| Trecho selecionado |
#####

Segundo as crenças sagradas do Culto, os amuletos são criados quando uma vítima usando o amuleto em volta do pescoço é sacrificada por um sacerdote. Geralmente esse sacrifício se dá por enforcamento através de um garrote, mas algumas seitas utilizam um pesado porrete para desferir um golpe certeiro na testa da vítima. O cadáver então é preparado ritualisticamente para consumo, com o Sacerdote responsável pelo ritual se alimentando do coração e oferecendo o restante do corpo aos demais membros numa ceia comunal. Simbolicamente a alma da vítima é marcada e conduzida para um limbo dimensional em que os Mastins Alados habitam. Lá essa alma infeliz é caçada, feita em pedaços, mutilada e devorada pelas grandes bestas através da eternidade. Esse sustento espiritual é oferecido ritualisticamente a cada ano. O amuleto então é removido e presenteado a um membro escolhido pelo sacerdote e que provou seu valor diante da congregação. Ele simboliza um reconhecimento a dedicação e lealdade de um cultista.

Uma vez que o amuleto foi usado para capturar um espírito, acredita-se que ele conserva uma parcela de sua energia vital, podendo ser drenada pela pessoa que o possui. Alguns acreditam que o detentor de um amuleto é capaz de se comunicar com a alma da vítima presa no limbo e que sofre tormentos inenarráveis. Esses amuletos permanecem geralmente escondidos, sendo usados apenas durante os rituais e reuniões do Culto. Membros fora da Seita não devem tocá-los ou mesmo saber de sua existência. Geralmente esses colares são recolhidos após a morte de seu dono e concedidos a outros membros, contudo não é impossível que eles possam ser sepultados junto com cultistas de grande status.

#####

| Enunciado |
Redigite sem nenhuma alteração a parte do trecho sobre os amuletos do Culto que começa com "Uma vez que" e vai até "de grande status.".

[Dados de anotação de layout]

#####

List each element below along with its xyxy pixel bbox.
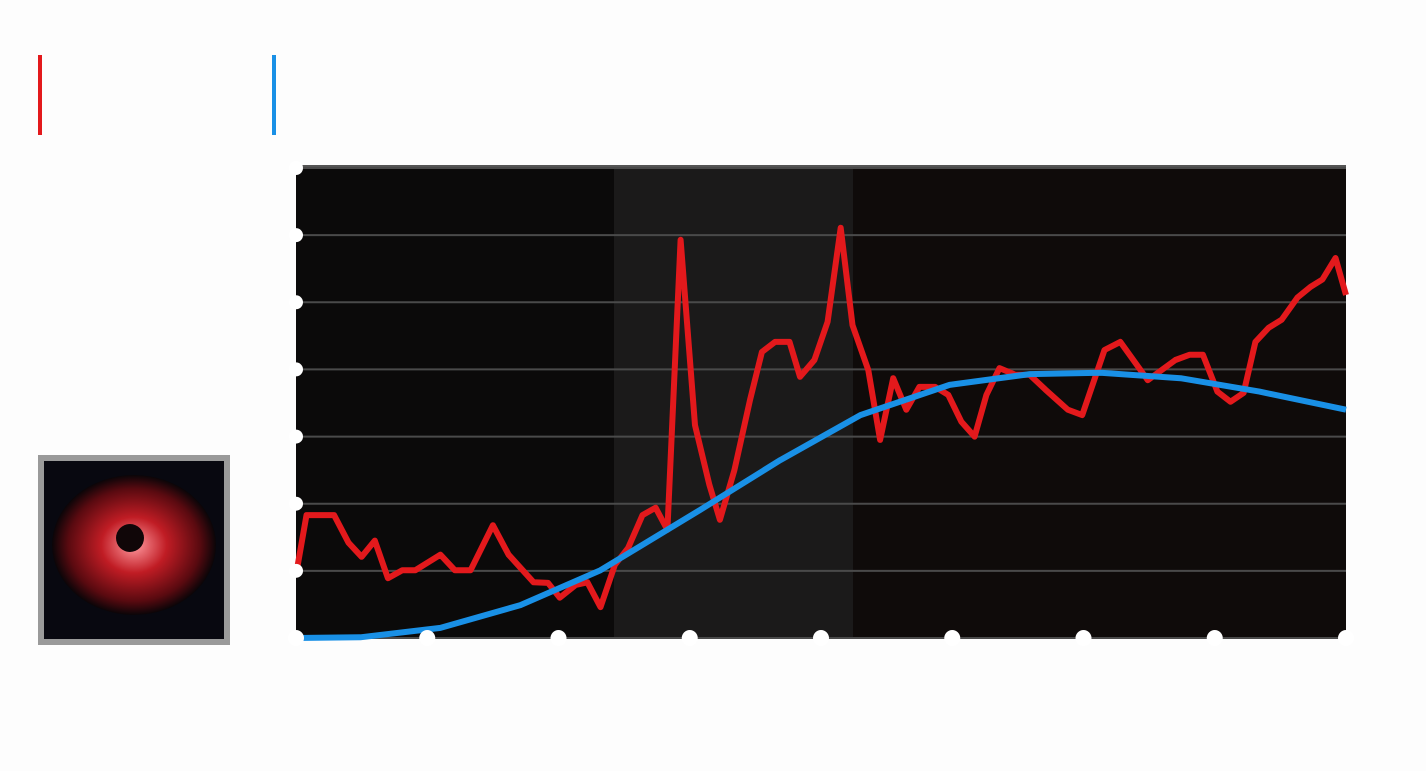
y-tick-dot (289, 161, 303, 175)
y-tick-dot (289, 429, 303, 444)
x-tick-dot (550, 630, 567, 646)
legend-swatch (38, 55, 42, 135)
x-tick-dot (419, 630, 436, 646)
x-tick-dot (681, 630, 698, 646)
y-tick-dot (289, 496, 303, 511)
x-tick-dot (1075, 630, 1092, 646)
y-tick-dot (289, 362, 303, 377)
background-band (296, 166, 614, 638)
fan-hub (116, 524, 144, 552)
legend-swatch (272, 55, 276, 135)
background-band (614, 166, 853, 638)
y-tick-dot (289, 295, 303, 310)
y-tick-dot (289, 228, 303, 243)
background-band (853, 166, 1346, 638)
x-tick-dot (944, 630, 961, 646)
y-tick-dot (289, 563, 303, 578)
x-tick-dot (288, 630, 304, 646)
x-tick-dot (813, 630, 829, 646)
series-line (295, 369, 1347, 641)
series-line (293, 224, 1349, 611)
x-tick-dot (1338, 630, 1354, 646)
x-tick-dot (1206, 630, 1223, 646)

#####

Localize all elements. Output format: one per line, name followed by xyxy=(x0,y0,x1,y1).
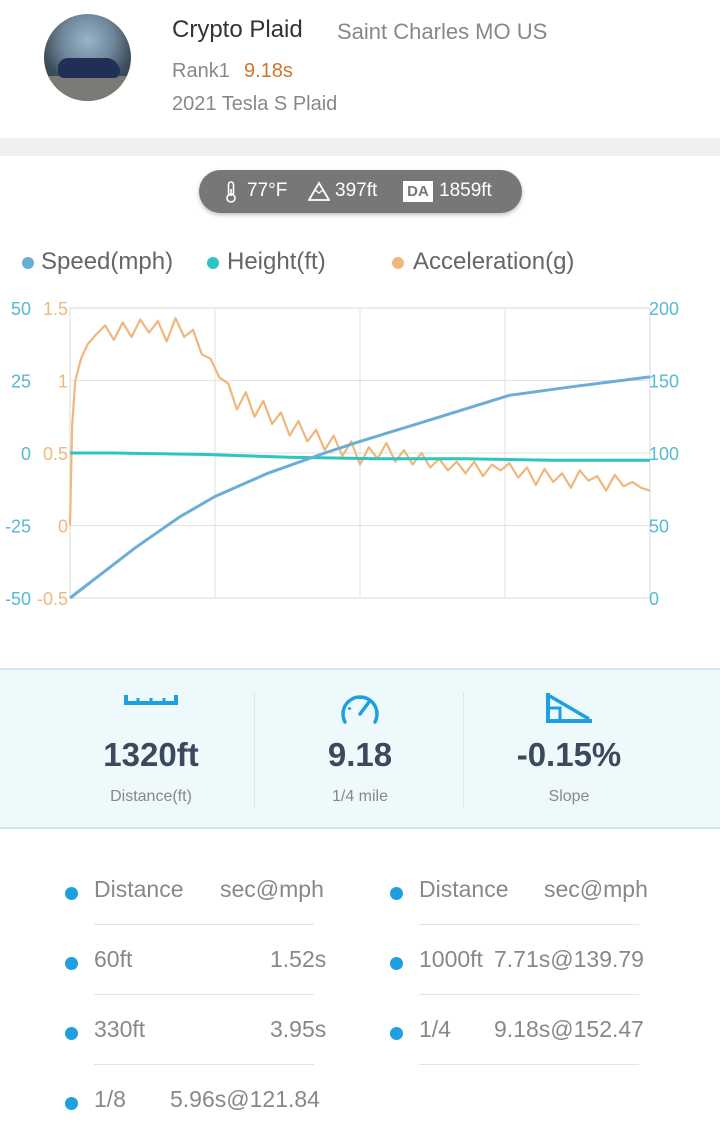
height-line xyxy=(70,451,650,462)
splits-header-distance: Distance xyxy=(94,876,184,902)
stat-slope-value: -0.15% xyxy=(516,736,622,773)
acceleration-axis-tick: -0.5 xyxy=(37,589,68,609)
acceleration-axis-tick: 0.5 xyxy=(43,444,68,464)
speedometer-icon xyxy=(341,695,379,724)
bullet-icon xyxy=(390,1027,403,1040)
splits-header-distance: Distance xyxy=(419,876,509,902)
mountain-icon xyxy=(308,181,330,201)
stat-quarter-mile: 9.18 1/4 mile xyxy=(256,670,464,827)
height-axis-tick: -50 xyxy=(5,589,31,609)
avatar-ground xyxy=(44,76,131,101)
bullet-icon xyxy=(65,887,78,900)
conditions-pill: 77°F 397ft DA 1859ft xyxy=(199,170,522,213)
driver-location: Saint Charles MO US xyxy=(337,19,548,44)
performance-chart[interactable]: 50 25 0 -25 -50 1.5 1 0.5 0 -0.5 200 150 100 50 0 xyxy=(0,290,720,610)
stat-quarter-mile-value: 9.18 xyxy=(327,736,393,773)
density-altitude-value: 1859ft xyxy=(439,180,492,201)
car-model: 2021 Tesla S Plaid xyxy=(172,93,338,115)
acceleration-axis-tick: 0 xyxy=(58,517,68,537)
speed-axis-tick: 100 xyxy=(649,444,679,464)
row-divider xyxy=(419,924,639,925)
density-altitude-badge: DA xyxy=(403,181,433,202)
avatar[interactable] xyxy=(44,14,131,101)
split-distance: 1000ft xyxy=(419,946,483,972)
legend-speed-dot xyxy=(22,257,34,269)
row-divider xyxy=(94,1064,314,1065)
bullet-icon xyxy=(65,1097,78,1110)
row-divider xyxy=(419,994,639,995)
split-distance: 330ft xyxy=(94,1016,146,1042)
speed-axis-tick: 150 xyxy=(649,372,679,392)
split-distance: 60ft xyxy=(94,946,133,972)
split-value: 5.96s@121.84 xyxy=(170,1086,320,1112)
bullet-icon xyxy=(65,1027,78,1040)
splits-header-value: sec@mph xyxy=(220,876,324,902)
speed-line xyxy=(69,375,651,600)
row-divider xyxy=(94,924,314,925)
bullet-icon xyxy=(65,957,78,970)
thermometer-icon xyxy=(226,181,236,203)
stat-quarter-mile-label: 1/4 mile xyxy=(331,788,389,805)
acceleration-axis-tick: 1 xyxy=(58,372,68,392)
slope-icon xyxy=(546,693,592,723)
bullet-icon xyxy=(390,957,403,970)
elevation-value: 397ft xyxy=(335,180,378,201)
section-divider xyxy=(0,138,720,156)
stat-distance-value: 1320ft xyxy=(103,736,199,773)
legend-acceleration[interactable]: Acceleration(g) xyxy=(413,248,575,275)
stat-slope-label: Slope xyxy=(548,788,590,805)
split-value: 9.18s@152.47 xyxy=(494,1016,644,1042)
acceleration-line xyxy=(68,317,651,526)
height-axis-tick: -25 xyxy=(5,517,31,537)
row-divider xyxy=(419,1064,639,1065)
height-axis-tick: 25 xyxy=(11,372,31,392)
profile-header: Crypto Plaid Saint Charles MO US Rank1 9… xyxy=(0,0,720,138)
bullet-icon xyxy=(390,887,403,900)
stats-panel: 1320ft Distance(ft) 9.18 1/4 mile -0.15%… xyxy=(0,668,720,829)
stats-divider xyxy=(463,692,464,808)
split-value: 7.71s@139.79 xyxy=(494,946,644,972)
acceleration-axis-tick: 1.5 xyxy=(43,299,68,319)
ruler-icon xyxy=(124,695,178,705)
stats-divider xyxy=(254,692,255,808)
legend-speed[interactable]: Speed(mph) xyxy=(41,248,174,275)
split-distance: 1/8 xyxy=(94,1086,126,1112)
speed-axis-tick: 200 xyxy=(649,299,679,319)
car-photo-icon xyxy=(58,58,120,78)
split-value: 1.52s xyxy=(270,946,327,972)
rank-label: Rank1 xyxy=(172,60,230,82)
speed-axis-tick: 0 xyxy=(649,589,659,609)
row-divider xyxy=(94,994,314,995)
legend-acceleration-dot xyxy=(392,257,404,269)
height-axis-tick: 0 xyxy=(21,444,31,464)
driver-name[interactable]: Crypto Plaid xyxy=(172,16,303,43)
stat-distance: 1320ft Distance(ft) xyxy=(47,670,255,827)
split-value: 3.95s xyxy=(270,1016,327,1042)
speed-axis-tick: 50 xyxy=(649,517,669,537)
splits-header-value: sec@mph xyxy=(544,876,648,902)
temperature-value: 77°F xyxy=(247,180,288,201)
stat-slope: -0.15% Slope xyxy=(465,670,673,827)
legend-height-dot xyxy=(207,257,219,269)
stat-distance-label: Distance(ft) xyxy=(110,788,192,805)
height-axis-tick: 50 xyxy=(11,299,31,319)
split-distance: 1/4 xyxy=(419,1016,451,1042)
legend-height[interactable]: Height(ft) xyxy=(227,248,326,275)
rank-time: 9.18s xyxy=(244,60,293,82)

#####

| Resolução |
Uma vez que o amuleto foi usado para capturar um espírito, acredita-se que ele conserva uma parcela de sua energia vital, podendo ser drenada pela pessoa que o possui. Alguns acreditam que o detentor de um amuleto é capaz de se comunicar com a alma da vítima presa no limbo e que sofre tormentos inenarráveis. Esses amuletos permanecem geralmente escondidos, sendo usados apenas durante os rituais e reuniões do Culto. Membros fora da Seita não devem tocá-los ou mesmo saber de sua existência. Geralmente esses colares são recolhidos após a morte de seu dono e concedidos a outros membros, contudo não é impossível que eles possam ser sepultados junto com cultistas de grande status.